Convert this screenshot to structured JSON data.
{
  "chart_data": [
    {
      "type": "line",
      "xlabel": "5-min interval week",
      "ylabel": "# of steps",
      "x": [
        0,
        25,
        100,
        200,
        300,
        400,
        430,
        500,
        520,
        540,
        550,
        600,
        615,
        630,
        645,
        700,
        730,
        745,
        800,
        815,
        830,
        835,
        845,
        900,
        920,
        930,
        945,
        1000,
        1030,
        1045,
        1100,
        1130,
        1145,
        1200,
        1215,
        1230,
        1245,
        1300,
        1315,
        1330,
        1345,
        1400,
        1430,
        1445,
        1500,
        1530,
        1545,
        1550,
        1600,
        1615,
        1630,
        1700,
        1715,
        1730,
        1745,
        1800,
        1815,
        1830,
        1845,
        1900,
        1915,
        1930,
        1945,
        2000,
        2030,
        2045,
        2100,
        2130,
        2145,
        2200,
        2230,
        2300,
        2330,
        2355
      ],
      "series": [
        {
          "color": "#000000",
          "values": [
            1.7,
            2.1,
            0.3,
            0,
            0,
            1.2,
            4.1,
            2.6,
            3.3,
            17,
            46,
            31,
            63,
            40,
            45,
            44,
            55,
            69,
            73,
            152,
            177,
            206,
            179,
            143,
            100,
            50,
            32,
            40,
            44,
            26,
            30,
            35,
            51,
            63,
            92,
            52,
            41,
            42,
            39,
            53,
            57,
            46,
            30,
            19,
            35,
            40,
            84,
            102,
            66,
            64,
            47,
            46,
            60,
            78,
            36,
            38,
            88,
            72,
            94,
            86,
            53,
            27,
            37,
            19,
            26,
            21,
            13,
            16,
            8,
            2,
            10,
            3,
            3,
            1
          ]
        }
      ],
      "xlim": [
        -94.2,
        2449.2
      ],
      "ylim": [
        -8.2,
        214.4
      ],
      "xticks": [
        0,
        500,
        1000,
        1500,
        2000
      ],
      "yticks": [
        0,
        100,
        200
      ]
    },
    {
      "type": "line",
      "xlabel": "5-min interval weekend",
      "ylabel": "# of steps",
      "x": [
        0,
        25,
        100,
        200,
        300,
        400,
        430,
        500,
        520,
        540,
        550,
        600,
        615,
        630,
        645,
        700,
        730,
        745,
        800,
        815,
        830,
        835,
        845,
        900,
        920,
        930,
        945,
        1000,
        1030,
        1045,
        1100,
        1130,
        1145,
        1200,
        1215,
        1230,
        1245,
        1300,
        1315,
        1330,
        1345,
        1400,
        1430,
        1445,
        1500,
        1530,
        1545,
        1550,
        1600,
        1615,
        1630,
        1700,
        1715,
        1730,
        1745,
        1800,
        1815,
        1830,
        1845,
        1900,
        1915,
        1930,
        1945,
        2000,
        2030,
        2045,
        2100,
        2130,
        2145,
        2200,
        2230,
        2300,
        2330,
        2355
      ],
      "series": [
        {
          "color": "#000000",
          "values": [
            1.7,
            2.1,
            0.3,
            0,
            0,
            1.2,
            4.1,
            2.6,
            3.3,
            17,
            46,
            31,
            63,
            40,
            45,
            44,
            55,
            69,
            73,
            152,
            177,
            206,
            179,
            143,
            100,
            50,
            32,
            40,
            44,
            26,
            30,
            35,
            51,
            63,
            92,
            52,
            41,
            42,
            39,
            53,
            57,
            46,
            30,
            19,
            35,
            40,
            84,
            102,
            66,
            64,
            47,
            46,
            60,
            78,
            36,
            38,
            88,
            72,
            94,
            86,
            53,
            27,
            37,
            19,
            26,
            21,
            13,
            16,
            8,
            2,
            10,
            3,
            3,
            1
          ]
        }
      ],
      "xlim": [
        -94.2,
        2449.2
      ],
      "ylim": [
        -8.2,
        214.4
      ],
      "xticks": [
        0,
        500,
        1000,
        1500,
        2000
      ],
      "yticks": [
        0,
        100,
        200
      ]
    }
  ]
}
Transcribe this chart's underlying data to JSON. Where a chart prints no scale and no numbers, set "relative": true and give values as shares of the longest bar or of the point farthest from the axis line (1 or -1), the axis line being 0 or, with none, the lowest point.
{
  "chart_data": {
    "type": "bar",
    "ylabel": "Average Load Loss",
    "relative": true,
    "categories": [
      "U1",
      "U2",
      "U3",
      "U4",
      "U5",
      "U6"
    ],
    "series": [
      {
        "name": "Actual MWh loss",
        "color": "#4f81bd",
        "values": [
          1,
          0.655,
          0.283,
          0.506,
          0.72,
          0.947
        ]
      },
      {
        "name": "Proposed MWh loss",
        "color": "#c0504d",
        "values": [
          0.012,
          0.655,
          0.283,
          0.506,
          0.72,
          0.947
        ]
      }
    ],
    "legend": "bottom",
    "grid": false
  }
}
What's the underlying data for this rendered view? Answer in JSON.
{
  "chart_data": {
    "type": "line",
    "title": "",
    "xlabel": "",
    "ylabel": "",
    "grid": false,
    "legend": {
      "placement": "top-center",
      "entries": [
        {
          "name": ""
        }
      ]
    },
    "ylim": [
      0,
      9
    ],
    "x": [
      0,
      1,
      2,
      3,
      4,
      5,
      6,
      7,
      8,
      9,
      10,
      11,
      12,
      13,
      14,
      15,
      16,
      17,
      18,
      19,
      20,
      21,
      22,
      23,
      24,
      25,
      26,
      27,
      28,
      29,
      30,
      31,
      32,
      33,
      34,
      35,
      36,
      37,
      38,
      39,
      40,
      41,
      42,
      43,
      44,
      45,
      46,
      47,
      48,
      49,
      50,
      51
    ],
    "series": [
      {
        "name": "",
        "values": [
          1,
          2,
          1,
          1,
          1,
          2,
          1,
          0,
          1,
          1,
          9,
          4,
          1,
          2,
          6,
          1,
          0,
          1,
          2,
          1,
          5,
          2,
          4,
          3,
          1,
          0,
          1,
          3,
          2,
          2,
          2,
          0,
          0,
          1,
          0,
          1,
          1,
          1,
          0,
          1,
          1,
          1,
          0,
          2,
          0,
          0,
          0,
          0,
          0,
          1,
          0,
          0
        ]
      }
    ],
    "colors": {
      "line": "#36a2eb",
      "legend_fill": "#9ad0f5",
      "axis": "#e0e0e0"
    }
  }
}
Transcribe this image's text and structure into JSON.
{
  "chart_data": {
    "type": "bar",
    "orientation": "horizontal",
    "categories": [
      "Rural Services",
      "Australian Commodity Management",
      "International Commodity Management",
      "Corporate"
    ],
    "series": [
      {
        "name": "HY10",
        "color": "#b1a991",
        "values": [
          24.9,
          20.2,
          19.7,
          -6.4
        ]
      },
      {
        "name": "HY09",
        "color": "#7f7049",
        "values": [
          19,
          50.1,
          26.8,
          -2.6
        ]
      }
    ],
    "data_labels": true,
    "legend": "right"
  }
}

○ ○ ○

▶ **Exercise task**:
Go through the material above line by line and copy it exactly.

▶ **Task solution**:
Convert this screenshot to structured JSON data.
{
  "chart_data": [
    {
      "type": "line",
      "xlabel": "5-min interval week",
      "ylabel": "# of steps",
      "x": [
        0,
        25,
        100,
        200,
        300,
        400,
        430,
        500,
        520,
        540,
        550,
        600,
        615,
        630,
        645,
        700,
        730,
        745,
        800,
        815,
        830,
        835,
        845,
        900,
        920,
        930,
        945,
        1000,
        1030,
        1045,
        1100,
        1130,
        1145,
        1200,
        1215,
        1230,
        1245,
        1300,
        1315,
        1330,
        1345,
        1400,
        1430,
        1445,
        1500,
        1530,
        1545,
        1550,
        1600,
        1615,
        1630,
        1700,
        1715,
        1730,
        1745,
        1800,
        1815,
        1830,
        1845,
        1900,
        1915,
        1930,
        1945,
        2000,
        2030,
        2045,
        2100,
        2130,
        2145,
        2200,
        2230,
        2300,
        2330,
        2355
      ],
      "series": [
        {
          "color": "#000000",
          "values": [
            1.7,
            2.1,
            0.3,
            0,
            0,
            1.2,
            4.1,
            2.6,
            3.3,
            17,
            46,
            31,
            63,
            40,
            45,
            44,
            55,
            69,
            73,
            152,
            177,
            206,
            179,
            143,
            100,
            50,
            32,
            40,
            44,
            26,
            30,
            35,
            51,
            63,
            92,
            52,
            41,
            42,
            39,
            53,
            57,
            46,
            30,
            19,
            35,
            40,
            84,
            102,
            66,
            64,
            47,
            46,
            60,
            78,
            36,
            38,
            88,
            72,
            94,
            86,
            53,
            27,
            37,
            19,
            26,
            21,
            13,
            16,
            8,
            2,
            10,
            3,
            3,
            1
          ]
        }
      ],
      "xlim": [
        -94.2,
        2449.2
      ],
      "ylim": [
        -8.2,
        214.4
      ],
      "xticks": [
        0,
        500,
        1000,
        1500,
        2000
      ],
      "yticks": [
        0,
        100,
        200
      ]
    },
    {
      "type": "line",
      "xlabel": "5-min interval weekend",
      "ylabel": "# of steps",
      "x": [
        0,
        25,
        100,
        200,
        300,
        400,
        430,
        500,
        520,
        540,
        550,
        600,
        615,
        630,
        645,
        700,
        730,
        745,
        800,
        815,
        830,
        835,
        845,
        900,
        920,
        930,
        945,
        1000,
        1030,
        1045,
        1100,
        1130,
        1145,
        1200,
        1215,
        1230,
        1245,
        1300,
        1315,
        1330,
        1345,
        1400,
        1430,
        1445,
        1500,
        1530,
        1545,
        1550,
        1600,
        1615,
        1630,
        1700,
        1715,
        1730,
        1745,
        1800,
        1815,
        1830,
        1845,
        1900,
        1915,
        1930,
        1945,
        2000,
        2030,
        2045,
        2100,
        2130,
        2145,
        2200,
        2230,
        2300,
        2330,
        2355
      ],
      "series": [
        {
          "color": "#000000",
          "values": [
            1.7,
            2.1,
            0.3,
            0,
            0,
            1.2,
            4.1,
            2.6,
            3.3,
            17,
            46,
            31,
            63,
            40,
            45,
            44,
            55,
            69,
            73,
            152,
            177,
            206,
            179,
            143,
            100,
            50,
            32,
            40,
            44,
            26,
            30,
            35,
            51,
            63,
            92,
            52,
            41,
            42,
            39,
            53,
            57,
            46,
            30,
            19,
            35,
            40,
            84,
            102,
            66,
            64,
            47,
            46,
            60,
            78,
            36,
            38,
            88,
            72,
            94,
            86,
            53,
            27,
            37,
            19,
            26,
            21,
            13,
            16,
            8,
            2,
            10,
            3,
            3,
            1
          ]
        }
      ],
      "xlim": [
        -94.2,
        2449.2
      ],
      "ylim": [
        -8.2,
        214.4
      ],
      "xticks": [
        0,
        500,
        1000,
        1500,
        2000
      ],
      "yticks": [
        0,
        100,
        200
      ]
    }
  ]
}
Transcribe this chart's underlying data to JSON. Where a chart prints no scale and no numbers, set "relative": true and give values as shares of the longest bar or of the point farthest from the axis line (1 or -1), the axis line being 0 or, with none, the lowest point.
{
  "chart_data": {
    "type": "bar",
    "ylabel": "Average Load Loss",
    "relative": true,
    "categories": [
      "U1",
      "U2",
      "U3",
      "U4",
      "U5",
      "U6"
    ],
    "series": [
      {
        "name": "Actual MWh loss",
        "color": "#4f81bd",
        "values": [
          1,
          0.655,
          0.283,
          0.506,
          0.72,
          0.947
        ]
      },
      {
        "name": "Proposed MWh loss",
        "color": "#c0504d",
        "values": [
          0.012,
          0.655,
          0.283,
          0.506,
          0.72,
          0.947
        ]
      }
    ],
    "legend": "bottom",
    "grid": false
  }
}
What's the underlying data for this rendered view? Answer in JSON.
{
  "chart_data": {
    "type": "line",
    "title": "",
    "xlabel": "",
    "ylabel": "",
    "grid": false,
    "legend": {
      "placement": "top-center",
      "entries": [
        {
          "name": ""
        }
      ]
    },
    "ylim": [
      0,
      9
    ],
    "x": [
      0,
      1,
      2,
      3,
      4,
      5,
      6,
      7,
      8,
      9,
      10,
      11,
      12,
      13,
      14,
      15,
      16,
      17,
      18,
      19,
      20,
      21,
      22,
      23,
      24,
      25,
      26,
      27,
      28,
      29,
      30,
      31,
      32,
      33,
      34,
      35,
      36,
      37,
      38,
      39,
      40,
      41,
      42,
      43,
      44,
      45,
      46,
      47,
      48,
      49,
      50,
      51
    ],
    "series": [
      {
        "name": "",
        "values": [
          1,
          2,
          1,
          1,
          1,
          2,
          1,
          0,
          1,
          1,
          9,
          4,
          1,
          2,
          6,
          1,
          0,
          1,
          2,
          1,
          5,
          2,
          4,
          3,
          1,
          0,
          1,
          3,
          2,
          2,
          2,
          0,
          0,
          1,
          0,
          1,
          1,
          1,
          0,
          1,
          1,
          1,
          0,
          2,
          0,
          0,
          0,
          0,
          0,
          1,
          0,
          0
        ]
      }
    ],
    "colors": {
      "line": "#36a2eb",
      "legend_fill": "#9ad0f5",
      "axis": "#e0e0e0"
    }
  }
}
Transcribe this image's text and structure into JSON.
{
  "chart_data": {
    "type": "bar",
    "orientation": "horizontal",
    "categories": [
      "Rural Services",
      "Australian Commodity Management",
      "International Commodity Management",
      "Corporate"
    ],
    "series": [
      {
        "name": "HY10",
        "color": "#b1a991",
        "values": [
          24.9,
          20.2,
          19.7,
          -6.4
        ]
      },
      {
        "name": "HY09",
        "color": "#7f7049",
        "values": [
          19,
          50.1,
          26.8,
          -2.6
        ]
      }
    ],
    "data_labels": true,
    "legend": "right"
  }
}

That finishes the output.